- _TO BE DONE_: Rewrite the lines from the one containing "volume-bar <box>480 495 483 510</box>" through the one containing "volume-bar <box>589 504 592 510</box>", inclusive, swapping "price-tick-label" for "price-axis-tick" and leaving everything else unchanged.

* Start MATERIAL SHOWN *

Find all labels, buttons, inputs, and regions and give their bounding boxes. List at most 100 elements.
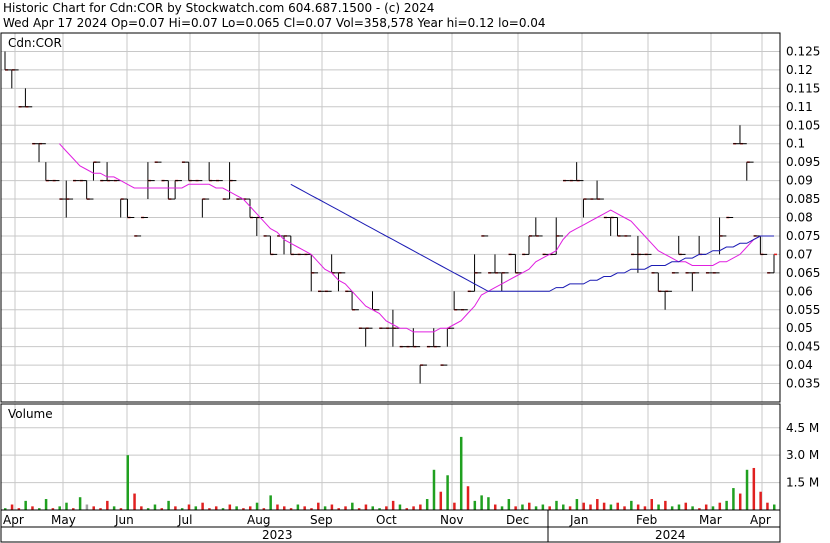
volume-bar <box>480 495 483 510</box>
volume-bar <box>630 500 633 510</box>
price-tick-label: 0.12 <box>786 63 813 77</box>
volume-bar <box>555 500 558 510</box>
price-tick-label: 0.125 <box>786 44 820 58</box>
volume-bar <box>562 504 565 510</box>
volume-bar <box>112 506 116 510</box>
quote-summary: Wed Apr 17 2024 Op=0.07 Hi=0.07 Lo=0.065… <box>3 16 546 30</box>
volume-bar <box>589 504 592 510</box>
volume-bar <box>201 502 204 510</box>
price-tick-label: 0.06 <box>786 284 813 298</box>
volume-bar <box>623 506 626 510</box>
volume-bar <box>65 502 68 510</box>
volume-bar <box>439 491 443 510</box>
price-tick-label: 0.09 <box>786 174 813 188</box>
volume-bar <box>10 504 14 510</box>
volume-bar <box>412 506 415 510</box>
volume-bar <box>643 506 647 510</box>
volume-bar <box>140 506 143 510</box>
volume-bar <box>364 504 368 510</box>
volume-bar <box>255 502 259 510</box>
month-tick-label: Mar <box>699 513 722 527</box>
volume-bar <box>126 455 129 510</box>
volume-tick-label: 3.0 M <box>786 448 819 462</box>
volume-label: Volume <box>8 407 53 421</box>
volume-bar <box>500 506 504 510</box>
volume-bar <box>528 502 531 510</box>
price-tick-label: 0.065 <box>786 266 820 280</box>
month-tick-label: Apr <box>3 513 24 527</box>
volume-bar <box>391 500 395 510</box>
volume-bar <box>575 499 579 510</box>
volume-bar <box>718 502 722 510</box>
year-tick-label: 2023 <box>262 528 293 542</box>
volume-bar <box>568 506 572 510</box>
price-tick-label: 0.045 <box>786 340 820 354</box>
price-axis-labels: 0.125 0.12 0.115 0.11 0.105 0.1 0.095 0.09 0.085… <box>786 44 820 390</box>
moving-average-line <box>290 183 774 292</box>
volume-bar <box>766 502 769 510</box>
volume-bar <box>582 502 585 510</box>
price-tick-label: 0.075 <box>786 229 820 243</box>
volume-bar <box>473 500 477 510</box>
volume-bar <box>85 504 89 510</box>
month-tick-label: Oct <box>376 513 397 527</box>
volume-bar <box>214 506 218 510</box>
volume-bar <box>296 504 300 510</box>
volume-bar <box>432 469 436 510</box>
volume-bar <box>664 500 667 510</box>
volume-bar <box>174 506 177 510</box>
price-tick-label: 0.11 <box>786 100 813 114</box>
symbol-label: Cdn:COR <box>8 36 62 50</box>
volume-bar <box>351 502 354 510</box>
volume-bar <box>317 502 320 510</box>
volume-bar <box>493 504 497 510</box>
volume-bar <box>670 506 674 510</box>
price-tick-label: 0.07 <box>786 247 813 261</box>
volume-bar <box>616 502 619 510</box>
volume-bar <box>602 502 606 510</box>
volume-bar <box>133 493 136 510</box>
moving-average-line <box>59 143 774 333</box>
month-tick-label: Apr <box>750 513 771 527</box>
volume-bar <box>704 504 708 510</box>
volume-bar <box>419 504 422 510</box>
chart-header: Historic Chart for Cdn:COR by Stockwatch… <box>3 1 546 30</box>
volume-bar <box>738 493 742 510</box>
volume-bar <box>44 499 48 510</box>
volume-bar <box>596 499 599 510</box>
volume-bar <box>78 497 82 510</box>
volume-bar <box>283 506 286 510</box>
price-tick-label: 0.095 <box>786 155 820 169</box>
volume-bar <box>446 475 449 510</box>
price-tick-label: 0.115 <box>786 81 820 95</box>
month-tick-label: Sep <box>310 513 333 527</box>
volume-bar <box>323 506 327 510</box>
month-tick-label: Jul <box>177 513 192 527</box>
month-tick-label: Jun <box>114 513 134 527</box>
volume-bar <box>398 504 402 510</box>
volume-bar <box>752 467 756 510</box>
volume-bar <box>248 506 252 510</box>
volume-bar <box>167 500 170 510</box>
volume-axis-labels: 4.5 M 3.0 M 1.5 M <box>786 421 819 490</box>
volume-bar <box>453 502 456 510</box>
price-tick-label: 0.055 <box>786 303 820 317</box>
volume-bar <box>732 488 735 510</box>
volume-bar <box>330 504 334 510</box>
volume-tick-label: 1.5 M <box>786 476 819 490</box>
month-tick-label: Jan <box>569 513 589 527</box>
volume-bar <box>534 506 538 510</box>
volume-bar <box>459 436 463 510</box>
volume-bar <box>58 506 61 510</box>
volume-bar <box>106 500 109 510</box>
year-tick-label: 2024 <box>655 528 686 542</box>
volume-bar <box>344 506 347 510</box>
volume-bar <box>684 502 688 510</box>
volume-bar <box>228 504 232 510</box>
volume-bar <box>425 499 429 510</box>
volume-bar <box>385 506 388 510</box>
volume-bar <box>466 486 470 510</box>
volume-bar <box>745 469 749 510</box>
moving-average-lines <box>59 143 774 333</box>
volume-bar <box>31 506 34 510</box>
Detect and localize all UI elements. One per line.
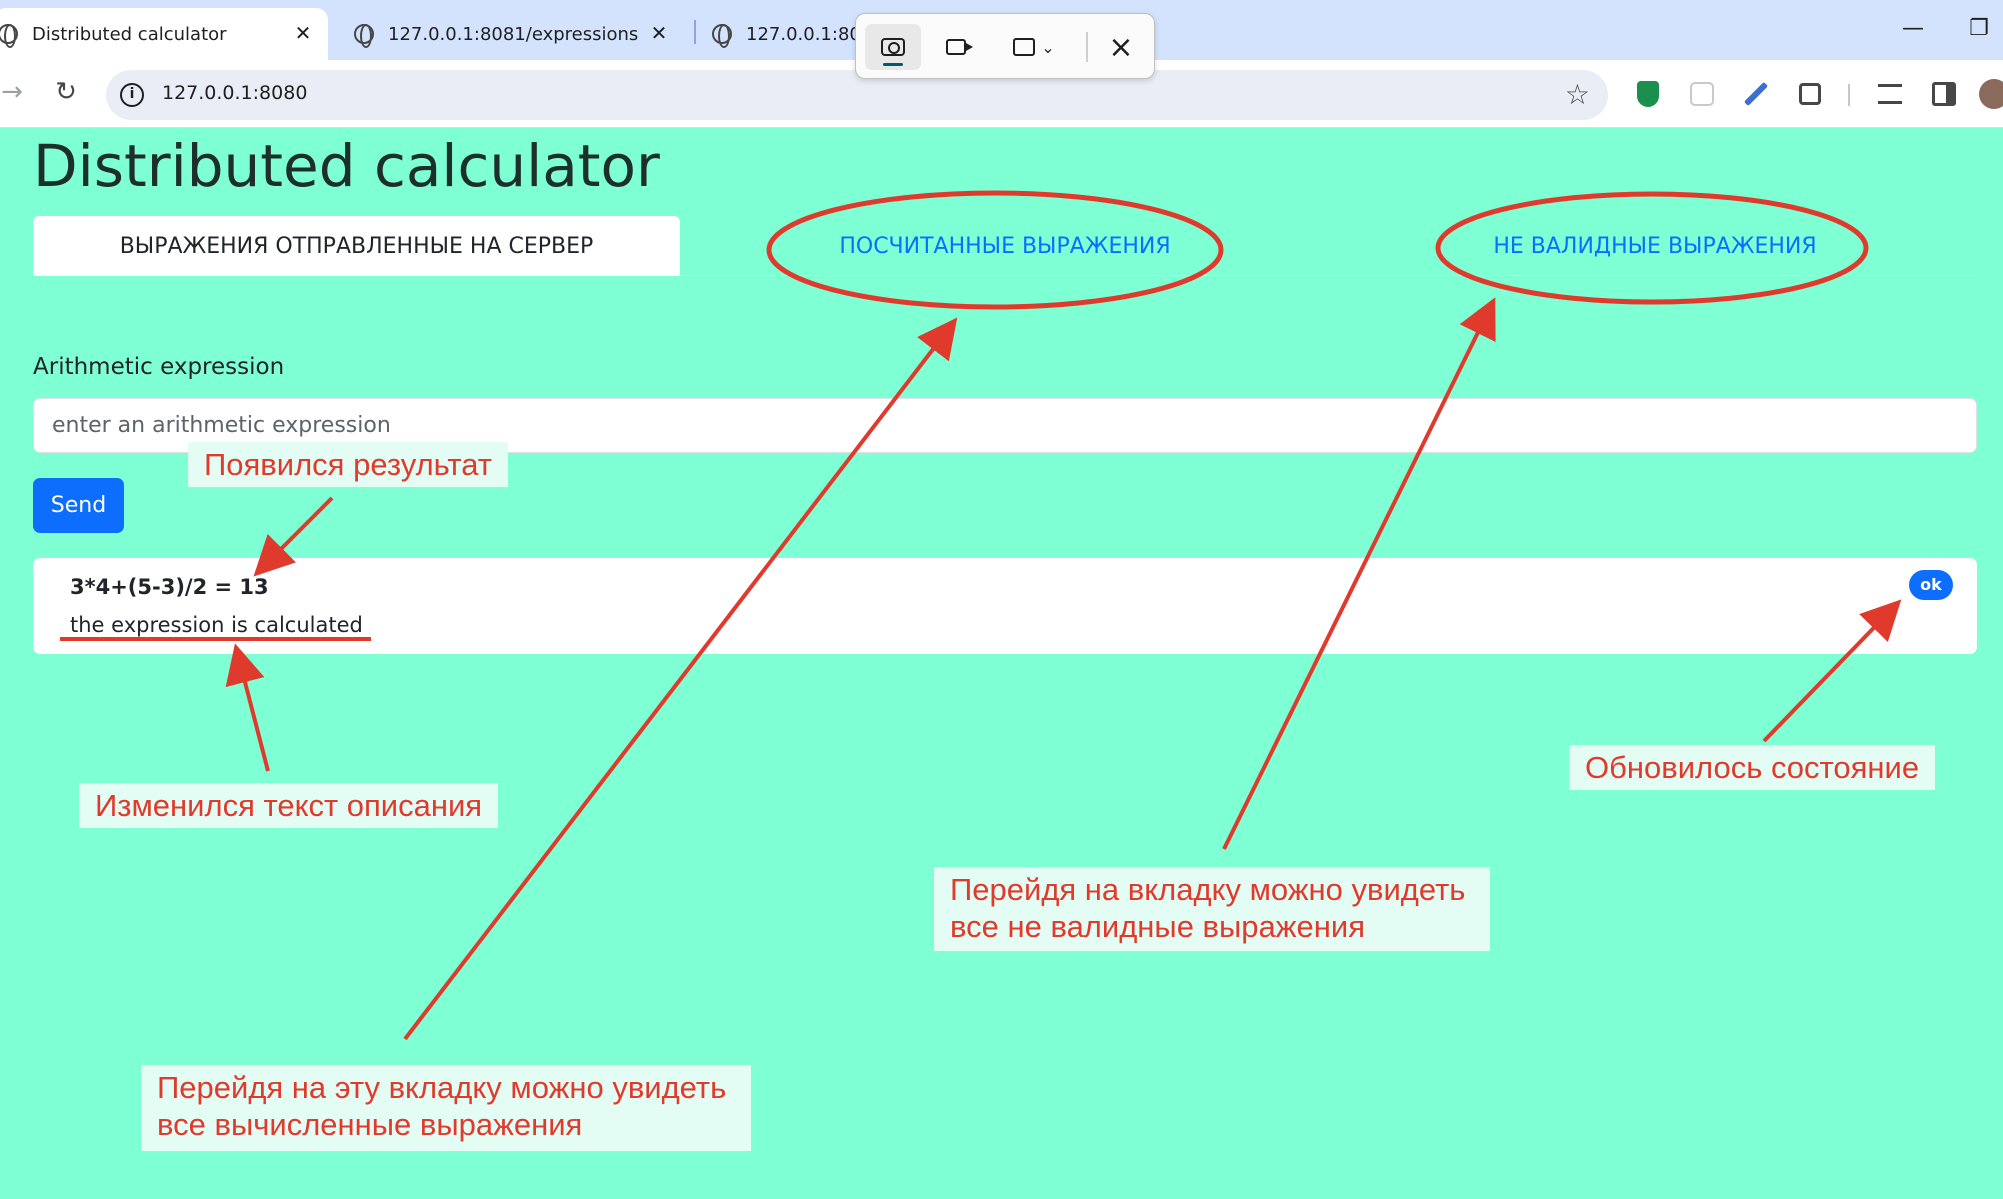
annotation-description-changed: Изменился текст описания [79,783,499,828]
annotation-invalid-tab: Перейдя на вкладку можно увидеть все не … [934,867,1490,951]
star-icon[interactable]: ☆ [1565,78,1590,111]
reload-icon[interactable]: ↻ [48,74,84,110]
eyedropper-icon[interactable] [1740,78,1772,110]
toolbar-separator [1848,84,1850,106]
snipping-toolbar: ⌄ × [855,13,1155,79]
browser-tab-title: 127.0.0.1:8085 [746,23,862,45]
page-title: Distributed calculator [33,132,660,200]
shield-extension-icon[interactable] [1632,78,1664,110]
close-tab-icon[interactable]: ✕ [646,20,672,46]
result-description: the expression is calculated [70,613,363,637]
avatar[interactable] [1978,78,2003,110]
rectangle-mode-icon[interactable]: ⌄ [1002,24,1066,70]
forward-icon[interactable]: → [0,74,30,110]
annotation-line: все не валидные выражения [950,909,1365,944]
browser-tab-expressions[interactable]: 127.0.0.1:8081/expressions ✕ [354,8,684,60]
globe-icon [712,24,732,48]
address-bar[interactable]: i 127.0.0.1:8080 ☆ [106,70,1608,120]
camera-icon[interactable] [865,24,921,70]
side-panel-icon[interactable] [1928,78,1960,110]
send-button[interactable]: Send [33,478,124,533]
address-url[interactable]: 127.0.0.1:8080 [162,82,307,104]
annotation-line: все вычисленные выражения [157,1107,583,1142]
arrow [225,643,270,772]
browser-tab-distributed-calculator[interactable]: Distributed calculator ✕ [0,8,328,60]
close-icon[interactable]: × [1098,24,1144,70]
browser-tab-title: 127.0.0.1:8081/expressions [388,23,639,45]
tab-invalid-expressions[interactable]: НЕ ВАЛИДНЫЕ ВЫРАЖЕНИЯ [1430,216,1880,276]
media-icon[interactable] [1874,78,1906,110]
chevron-down-icon: ⌄ [1041,37,1055,57]
browser-tab-8085[interactable]: 127.0.0.1:8085 [712,8,862,60]
tab-calculated-expressions[interactable]: ПОСЧИТАННЫЕ ВЫРАЖЕНИЯ [780,216,1230,276]
info-icon[interactable]: i [120,83,144,107]
annotation-line: Перейдя на эту вкладку можно увидеть [157,1070,727,1105]
result-card: 3*4+(5-3)/2 = 13 the expression is calcu… [33,558,1977,654]
tab-separator [694,20,696,44]
video-icon[interactable] [928,24,984,70]
annotation-calculated-tab: Перейдя на эту вкладку можно увидеть все… [141,1065,751,1151]
expression-label: Arithmetic expression [33,354,285,380]
snip-divider [1086,32,1088,62]
annotation-result-appeared: Появился результат [188,442,508,487]
restore-icon[interactable]: ❐ [1964,14,1994,44]
globe-icon [0,24,18,48]
tab-sent-expressions[interactable]: ВЫРАЖЕНИЯ ОТПРАВЛЕННЫЕ НА СЕРВЕР [33,216,680,276]
status-badge: ok [1909,570,1953,600]
result-expression: 3*4+(5-3)/2 = 13 [70,575,269,599]
extension-icon[interactable] [1686,78,1718,110]
annotation-status-updated: Обновилось состояние [1569,745,1936,790]
minimize-icon[interactable]: — [1898,14,1928,44]
puzzle-icon[interactable] [1794,78,1826,110]
close-tab-icon[interactable]: ✕ [290,20,316,46]
annotation-line: Перейдя на вкладку можно увидеть [950,872,1466,907]
globe-icon [354,24,374,48]
browser-tab-title: Distributed calculator [32,23,227,45]
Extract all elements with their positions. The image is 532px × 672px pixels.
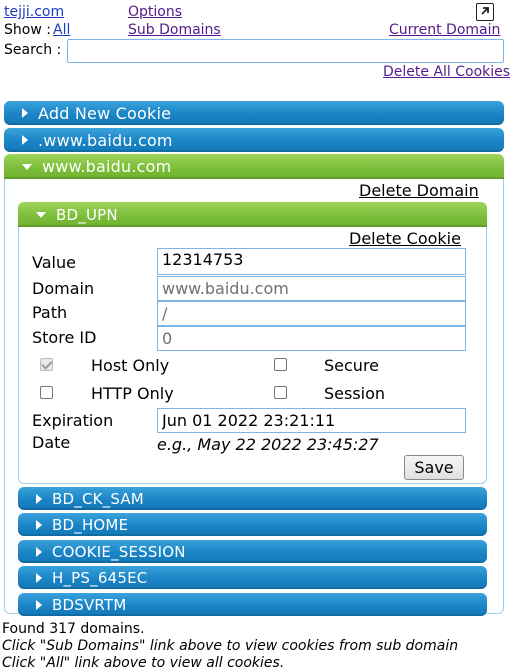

* End MATERIAL SHOWN *

- _FINISHED TASK_:
volume-bar <box>480 495 483 510</box>
volume-bar <box>630 500 633 510</box>
price-axis-tick: 0.12 <box>786 63 813 77</box>
volume-bar <box>555 500 558 510</box>
price-axis-tick: 0.125 <box>786 44 820 58</box>
volume-bar <box>562 504 565 510</box>
volume-bar <box>112 506 116 510</box>
quote-summary: Wed Apr 17 2024 Op=0.07 Hi=0.07 Lo=0.065… <box>3 16 546 30</box>
volume-bar <box>589 504 592 510</box>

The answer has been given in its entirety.